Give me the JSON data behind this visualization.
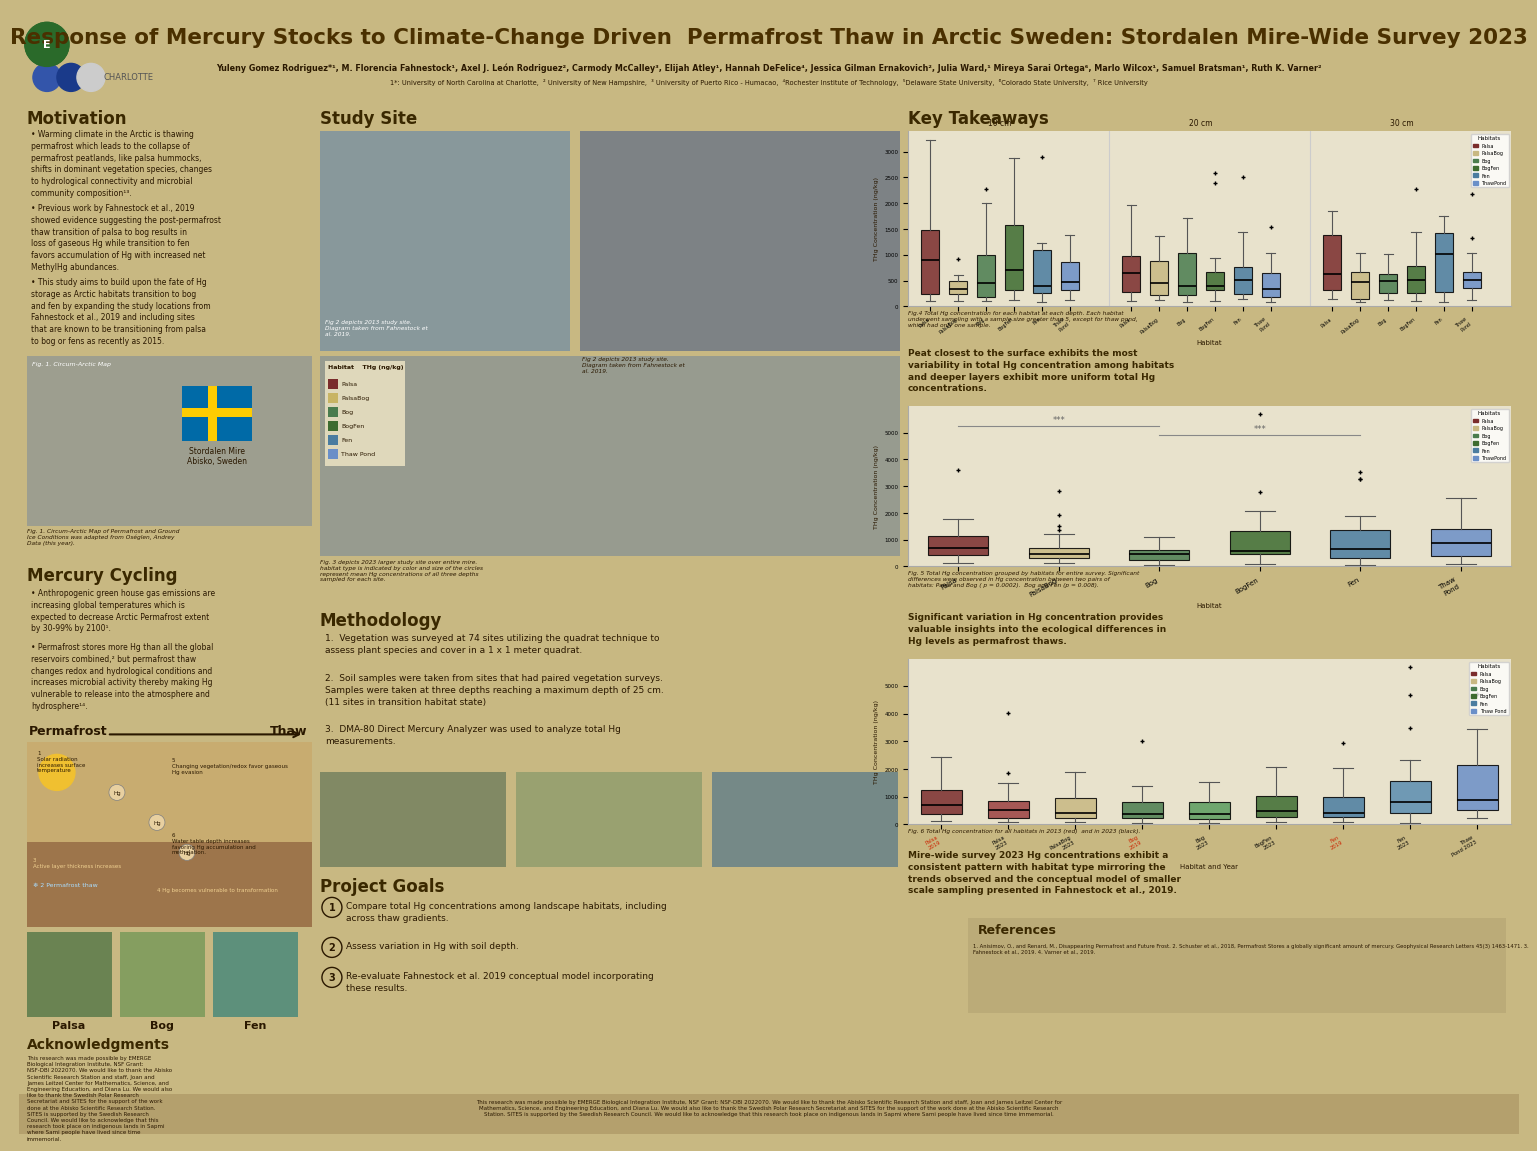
{
  "bg_color": "#c8b882",
  "title": "Response of Mercury Stocks to Climate-Change Driven  Permafrost Thaw in Arctic Sweden: Stordalen Mire-Wide Survey 2023",
  "title_color": "#4a3000",
  "authors": "Yuleny Gomez Rodriguez*¹, M. Florencia Fahnestock¹, Axel J. León Rodriguez², Carmody McCalley³, Elijah Atley¹, Hannah DeFelice⁴, Jessica Gilman Ernakovich², Julia Ward,¹ Mireya Sarai Ortega⁶, Marlo Wilcox¹, Samuel Bratsman¹, Ruth K. Varner²",
  "affiliations": "1*: University of North Carolina at Charlotte,  ² University of New Hampshire,  ³ University of Puerto Rico - Humacao,  ⁴Rochester Institute of Technology,  ⁵Delaware State University,  ⁶Colorado State University,  ⁷ Rice University",
  "section_color": "#3a2800",
  "text_color": "#2a1800",
  "motivation_bullets": [
    "Warming climate in the Arctic is thawing permafrost which leads to the collapse of permafrost peatlands, like palsa hummocks, shifts in dominant vegetation species, changes to hydrological connectivity and microbial community composition¹³.",
    "Previous work by Fahnestock et al., 2019 showed evidence suggesting the post-permafrost thaw transition of palsa to bog results in loss of gaseous Hg while transition to fen favors accumulation of Hg with increased net MethylHg abundances.",
    "This study aims to build upon the fate of Hg storage as Arctic habitats transition to bog and fen by expanding the study locations from Fahnestock et al., 2019 and including sites that are known to be transitioning from palsa to bog or fens as recently as 2015."
  ],
  "mercury_bullets": [
    "Anthropogenic green house gas emissions are increasing global temperatures which is expected to decrease Arctic Permafrost extent by 30-99% by 2100¹.",
    "Permafrost stores  more Hg than all the global reservoirs combined,² but permafrost thaw changes redox and hydrological conditions and increases microbial activity thereby making Hg vulnerable to release into the atmosphere and hydrosphere¹⁴."
  ],
  "methodology_items": [
    "Vegetation was surveyed at 74 sites utilizing the quadrat technique to assess plant species and cover in a 1 x 1 meter quadrat.",
    "Soil samples were taken from sites that had paired vegetation surveys. Samples were taken at three depths reaching a maximum depth of 25 cm. (11 sites in transition habitat state)",
    "DMA-80 Direct Mercury Analyzer was used to analyze total Hg measurements."
  ],
  "project_goals": [
    "Compare total Hg concentrations among landscape habitats, including across thaw gradients.",
    "Assess variation in Hg with soil depth.",
    "Re-evaluate Fahnestock et al. 2019 conceptual model incorporating these results."
  ],
  "habitats": [
    "Palsa",
    "PalsaBog",
    "Bog",
    "BogFen",
    "Fen",
    "ThawPond"
  ],
  "habitat_labels_short": [
    "Palsa",
    "PalsaBog",
    "Bog",
    "BogFen",
    "Fen",
    "Thaw\nPond"
  ],
  "box_colors": [
    "#7a2c2c",
    "#c8b882",
    "#4a7c4e",
    "#3d6b30",
    "#4a7ca0",
    "#6a8fc8"
  ],
  "takeaway1": "Peat closest to the surface exhibits the most variability in total Hg concentration among habitats and deeper layers exhibit more uniform total Hg concentrations.",
  "takeaway2": "Significant variation in Hg concentration provides valuable insights into the ecological differences in Hg levels as permafrost thaws.",
  "takeaway3": "Mire-wide survey 2023 Hg concentrations exhibit a consistent pattern with habitat type mirroring the trends observed and the conceptual model of smaller scale sampling presented in Fahnestock et al., 2019.",
  "fig4_caption": "Fig.4 Total Hg concentration for each habitat at each depth. Each habitat\nunderwent sampling with a sample size greater than 5, except for thaw pond,\nwhich had only one sample.",
  "fig5_caption": "Fig. 5 Total Hg concentration grouped by habitats for entire survey. Significant\ndifferences were observed in Hg concentration between two pairs of\nhabitats: Palsa and Bog ( p = 0.0002).  Bog and Fen (p = 0.008).",
  "fig6_caption": "Fig. 6 Total Hg concentration for all habitats in 2013 (red)  and in 2023 (black).",
  "ack_text": "This research was made possible by EMERGE Biological Integration Institute, NSF Grant: NSF-DBI 2022070. We would like to thank the Abisko Scientific Research Station and staff, Joan and James Leitzel Center for Mathematics, Science, and Engineering Education, and Diana Lu. We would also like to thank the Swedish Polar Research Secretariat and SITES for the support of the work done at the Abisko Scientific Research Station. SITES is supported by the Swedish Research Council. We would like to acknowledge that this research took place on indigenous lands in Sapmi where Sami people have lived since time immemorial.",
  "bottom_text": "This research was made possible by EMERGE Biological Integration Institute, NSF Grant: NSF-DBI 2022070. We would like to thank the Abisko Scientific Research Station and staff, Joan and James Leitzel Center for Mathematics, Science, and Engineering Education, and Diana Lu. We would also like to thank the Swedish Polar Research Secretariat and SITES for the support of the work done at the Abisko Scientific Research Station. SITES is supported by the Swedish Research Council. We would like to acknowledge that this research took place on indigenous lands in Sapmi where Sami people have lived since time immemorial.",
  "ref_title": "References",
  "references": "1. Anisimov, O., and Renard, M., Disappearing Permafrost and Future Frost. 2. Schuster et al., 2018, Permafrost Stores a globally significant amount of mercury. Geophysical Research Letters 45(3) 1463-1471. 3. Fahnestock et al., 2019. 4. Varner et al., 2019."
}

....

§ Exercise
Repeat the material above in full and exactly, apart from the pictures.

§ Expected answer
Give me the JSON data behind this visualization.
{
  "bg_color": "#c8b882",
  "title": "Response of Mercury Stocks to Climate-Change Driven  Permafrost Thaw in Arctic Sweden: Stordalen Mire-Wide Survey 2023",
  "title_color": "#4a3000",
  "authors": "Yuleny Gomez Rodriguez*¹, M. Florencia Fahnestock¹, Axel J. León Rodriguez², Carmody McCalley³, Elijah Atley¹, Hannah DeFelice⁴, Jessica Gilman Ernakovich², Julia Ward,¹ Mireya Sarai Ortega⁶, Marlo Wilcox¹, Samuel Bratsman¹, Ruth K. Varner²",
  "affiliations": "1*: University of North Carolina at Charlotte,  ² University of New Hampshire,  ³ University of Puerto Rico - Humacao,  ⁴Rochester Institute of Technology,  ⁵Delaware State University,  ⁶Colorado State University,  ⁷ Rice University",
  "section_color": "#3a2800",
  "text_color": "#2a1800",
  "motivation_bullets": [
    "Warming climate in the Arctic is thawing permafrost which leads to the collapse of permafrost peatlands, like palsa hummocks, shifts in dominant vegetation species, changes to hydrological connectivity and microbial community composition¹³.",
    "Previous work by Fahnestock et al., 2019 showed evidence suggesting the post-permafrost thaw transition of palsa to bog results in loss of gaseous Hg while transition to fen favors accumulation of Hg with increased net MethylHg abundances.",
    "This study aims to build upon the fate of Hg storage as Arctic habitats transition to bog and fen by expanding the study locations from Fahnestock et al., 2019 and including sites that are known to be transitioning from palsa to bog or fens as recently as 2015."
  ],
  "mercury_bullets": [
    "Anthropogenic green house gas emissions are increasing global temperatures which is expected to decrease Arctic Permafrost extent by 30-99% by 2100¹.",
    "Permafrost stores  more Hg than all the global reservoirs combined,² but permafrost thaw changes redox and hydrological conditions and increases microbial activity thereby making Hg vulnerable to release into the atmosphere and hydrosphere¹⁴."
  ],
  "methodology_items": [
    "Vegetation was surveyed at 74 sites utilizing the quadrat technique to assess plant species and cover in a 1 x 1 meter quadrat.",
    "Soil samples were taken from sites that had paired vegetation surveys. Samples were taken at three depths reaching a maximum depth of 25 cm. (11 sites in transition habitat state)",
    "DMA-80 Direct Mercury Analyzer was used to analyze total Hg measurements."
  ],
  "project_goals": [
    "Compare total Hg concentrations among landscape habitats, including across thaw gradients.",
    "Assess variation in Hg with soil depth.",
    "Re-evaluate Fahnestock et al. 2019 conceptual model incorporating these results."
  ],
  "habitats": [
    "Palsa",
    "PalsaBog",
    "Bog",
    "BogFen",
    "Fen",
    "ThawPond"
  ],
  "habitat_labels_short": [
    "Palsa",
    "PalsaBog",
    "Bog",
    "BogFen",
    "Fen",
    "Thaw\nPond"
  ],
  "box_colors": [
    "#7a2c2c",
    "#c8b882",
    "#4a7c4e",
    "#3d6b30",
    "#4a7ca0",
    "#6a8fc8"
  ],
  "takeaway1": "Peat closest to the surface exhibits the most variability in total Hg concentration among habitats and deeper layers exhibit more uniform total Hg concentrations.",
  "takeaway2": "Significant variation in Hg concentration provides valuable insights into the ecological differences in Hg levels as permafrost thaws.",
  "takeaway3": "Mire-wide survey 2023 Hg concentrations exhibit a consistent pattern with habitat type mirroring the trends observed and the conceptual model of smaller scale sampling presented in Fahnestock et al., 2019.",
  "fig4_caption": "Fig.4 Total Hg concentration for each habitat at each depth. Each habitat\nunderwent sampling with a sample size greater than 5, except for thaw pond,\nwhich had only one sample.",
  "fig5_caption": "Fig. 5 Total Hg concentration grouped by habitats for entire survey. Significant\ndifferences were observed in Hg concentration between two pairs of\nhabitats: Palsa and Bog ( p = 0.0002).  Bog and Fen (p = 0.008).",
  "fig6_caption": "Fig. 6 Total Hg concentration for all habitats in 2013 (red)  and in 2023 (black).",
  "ack_text": "This research was made possible by EMERGE Biological Integration Institute, NSF Grant: NSF-DBI 2022070. We would like to thank the Abisko Scientific Research Station and staff, Joan and James Leitzel Center for Mathematics, Science, and Engineering Education, and Diana Lu. We would also like to thank the Swedish Polar Research Secretariat and SITES for the support of the work done at the Abisko Scientific Research Station. SITES is supported by the Swedish Research Council. We would like to acknowledge that this research took place on indigenous lands in Sapmi where Sami people have lived since time immemorial.",
  "bottom_text": "This research was made possible by EMERGE Biological Integration Institute, NSF Grant: NSF-DBI 2022070. We would like to thank the Abisko Scientific Research Station and staff, Joan and James Leitzel Center for Mathematics, Science, and Engineering Education, and Diana Lu. We would also like to thank the Swedish Polar Research Secretariat and SITES for the support of the work done at the Abisko Scientific Research Station. SITES is supported by the Swedish Research Council. We would like to acknowledge that this research took place on indigenous lands in Sapmi where Sami people have lived since time immemorial.",
  "ref_title": "References",
  "references": "1. Anisimov, O., and Renard, M., Disappearing Permafrost and Future Frost. 2. Schuster et al., 2018, Permafrost Stores a globally significant amount of mercury. Geophysical Research Letters 45(3) 1463-1471. 3. Fahnestock et al., 2019. 4. Varner et al., 2019."
}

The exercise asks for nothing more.